#### Requirement:
Restate each line of the listing exactly, without carrying over any pictures.

#### Provided data:
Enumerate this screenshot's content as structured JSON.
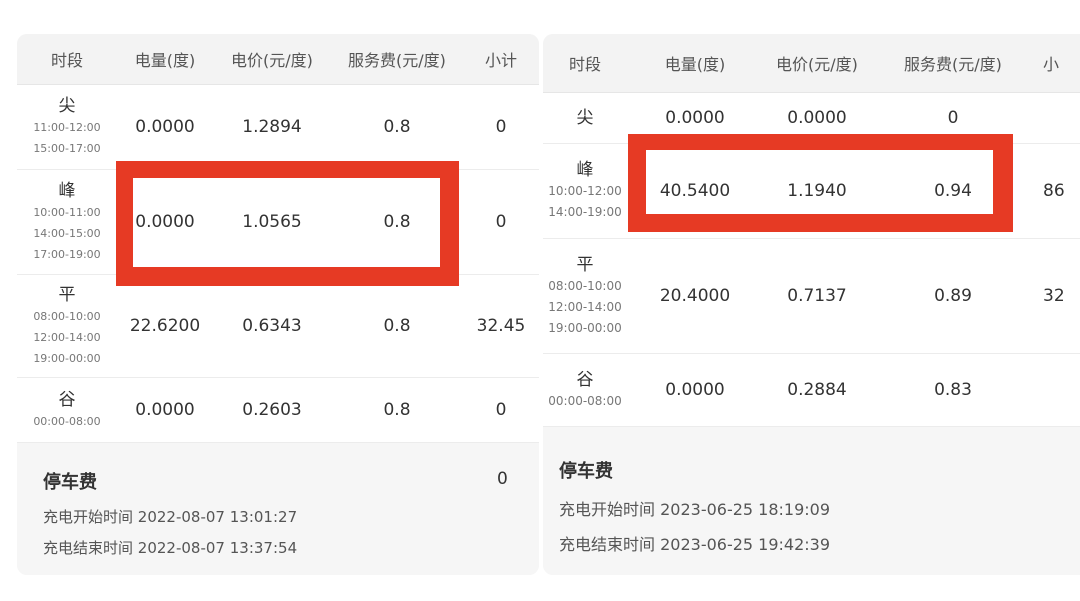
{
  "tables": [
    {
      "headers": [
        "时段",
        "电量(度)",
        "电价(元/度)",
        "服务费(元/度)",
        "小计"
      ],
      "rows": [
        {
          "period": "尖",
          "ranges": [
            "11:00-12:00",
            "15:00-17:00"
          ],
          "kwh": "0.0000",
          "price": "1.2894",
          "service": "0.8",
          "subtotal": "0"
        },
        {
          "period": "峰",
          "ranges": [
            "10:00-11:00",
            "14:00-15:00",
            "17:00-19:00"
          ],
          "kwh": "0.0000",
          "price": "1.0565",
          "service": "0.8",
          "subtotal": "0"
        },
        {
          "period": "平",
          "ranges": [
            "08:00-10:00",
            "12:00-14:00",
            "19:00-00:00"
          ],
          "kwh": "22.6200",
          "price": "0.6343",
          "service": "0.8",
          "subtotal": "32.45"
        },
        {
          "period": "谷",
          "ranges": [
            "00:00-08:00"
          ],
          "kwh": "0.0000",
          "price": "0.2603",
          "service": "0.8",
          "subtotal": "0"
        }
      ],
      "parking": {
        "label": "停车费",
        "value": "0"
      },
      "start": {
        "label": "充电开始时间",
        "value": "2022-08-07 13:01:27"
      },
      "end": {
        "label": "充电结束时间",
        "value": "2022-08-07 13:37:54"
      }
    },
    {
      "headers": [
        "时段",
        "电量(度)",
        "电价(元/度)",
        "服务费(元/度)",
        "小"
      ],
      "rows": [
        {
          "period": "尖",
          "ranges": [],
          "kwh": "0.0000",
          "price": "0.0000",
          "service": "0",
          "subtotal": ""
        },
        {
          "period": "峰",
          "ranges": [
            "10:00-12:00",
            "14:00-19:00"
          ],
          "kwh": "40.5400",
          "price": "1.1940",
          "service": "0.94",
          "subtotal": "86"
        },
        {
          "period": "平",
          "ranges": [
            "08:00-10:00",
            "12:00-14:00",
            "19:00-00:00"
          ],
          "kwh": "20.4000",
          "price": "0.7137",
          "service": "0.89",
          "subtotal": "32"
        },
        {
          "period": "谷",
          "ranges": [
            "00:00-08:00"
          ],
          "kwh": "0.0000",
          "price": "0.2884",
          "service": "0.83",
          "subtotal": ""
        }
      ],
      "parking": {
        "label": "停车费",
        "value": ""
      },
      "start": {
        "label": "充电开始时间",
        "value": "2023-06-25 18:19:09"
      },
      "end": {
        "label": "充电结束时间",
        "value": "2023-06-25 19:42:39"
      }
    }
  ],
  "colors": {
    "highlight": "#e63a24",
    "panel_bg": "#f6f6f6",
    "row_bg": "#ffffff"
  }
}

#### Task result:
Enumerate this screenshot's content as structured JSON.
{
  "tables": [
    {
      "headers": [
        "时段",
        "电量(度)",
        "电价(元/度)",
        "服务费(元/度)",
        "小计"
      ],
      "rows": [
        {
          "period": "尖",
          "ranges": [
            "11:00-12:00",
            "15:00-17:00"
          ],
          "kwh": "0.0000",
          "price": "1.2894",
          "service": "0.8",
          "subtotal": "0"
        },
        {
          "period": "峰",
          "ranges": [
            "10:00-11:00",
            "14:00-15:00",
            "17:00-19:00"
          ],
          "kwh": "0.0000",
          "price": "1.0565",
          "service": "0.8",
          "subtotal": "0"
        },
        {
          "period": "平",
          "ranges": [
            "08:00-10:00",
            "12:00-14:00",
            "19:00-00:00"
          ],
          "kwh": "22.6200",
          "price": "0.6343",
          "service": "0.8",
          "subtotal": "32.45"
        },
        {
          "period": "谷",
          "ranges": [
            "00:00-08:00"
          ],
          "kwh": "0.0000",
          "price": "0.2603",
          "service": "0.8",
          "subtotal": "0"
        }
      ],
      "parking": {
        "label": "停车费",
        "value": "0"
      },
      "start": {
        "label": "充电开始时间",
        "value": "2022-08-07 13:01:27"
      },
      "end": {
        "label": "充电结束时间",
        "value": "2022-08-07 13:37:54"
      }
    },
    {
      "headers": [
        "时段",
        "电量(度)",
        "电价(元/度)",
        "服务费(元/度)",
        "小"
      ],
      "rows": [
        {
          "period": "尖",
          "ranges": [],
          "kwh": "0.0000",
          "price": "0.0000",
          "service": "0",
          "subtotal": ""
        },
        {
          "period": "峰",
          "ranges": [
            "10:00-12:00",
            "14:00-19:00"
          ],
          "kwh": "40.5400",
          "price": "1.1940",
          "service": "0.94",
          "subtotal": "86"
        },
        {
          "period": "平",
          "ranges": [
            "08:00-10:00",
            "12:00-14:00",
            "19:00-00:00"
          ],
          "kwh": "20.4000",
          "price": "0.7137",
          "service": "0.89",
          "subtotal": "32"
        },
        {
          "period": "谷",
          "ranges": [
            "00:00-08:00"
          ],
          "kwh": "0.0000",
          "price": "0.2884",
          "service": "0.83",
          "subtotal": ""
        }
      ],
      "parking": {
        "label": "停车费",
        "value": ""
      },
      "start": {
        "label": "充电开始时间",
        "value": "2023-06-25 18:19:09"
      },
      "end": {
        "label": "充电结束时间",
        "value": "2023-06-25 19:42:39"
      }
    }
  ],
  "colors": {
    "highlight": "#e63a24",
    "panel_bg": "#f6f6f6",
    "row_bg": "#ffffff"
  }
}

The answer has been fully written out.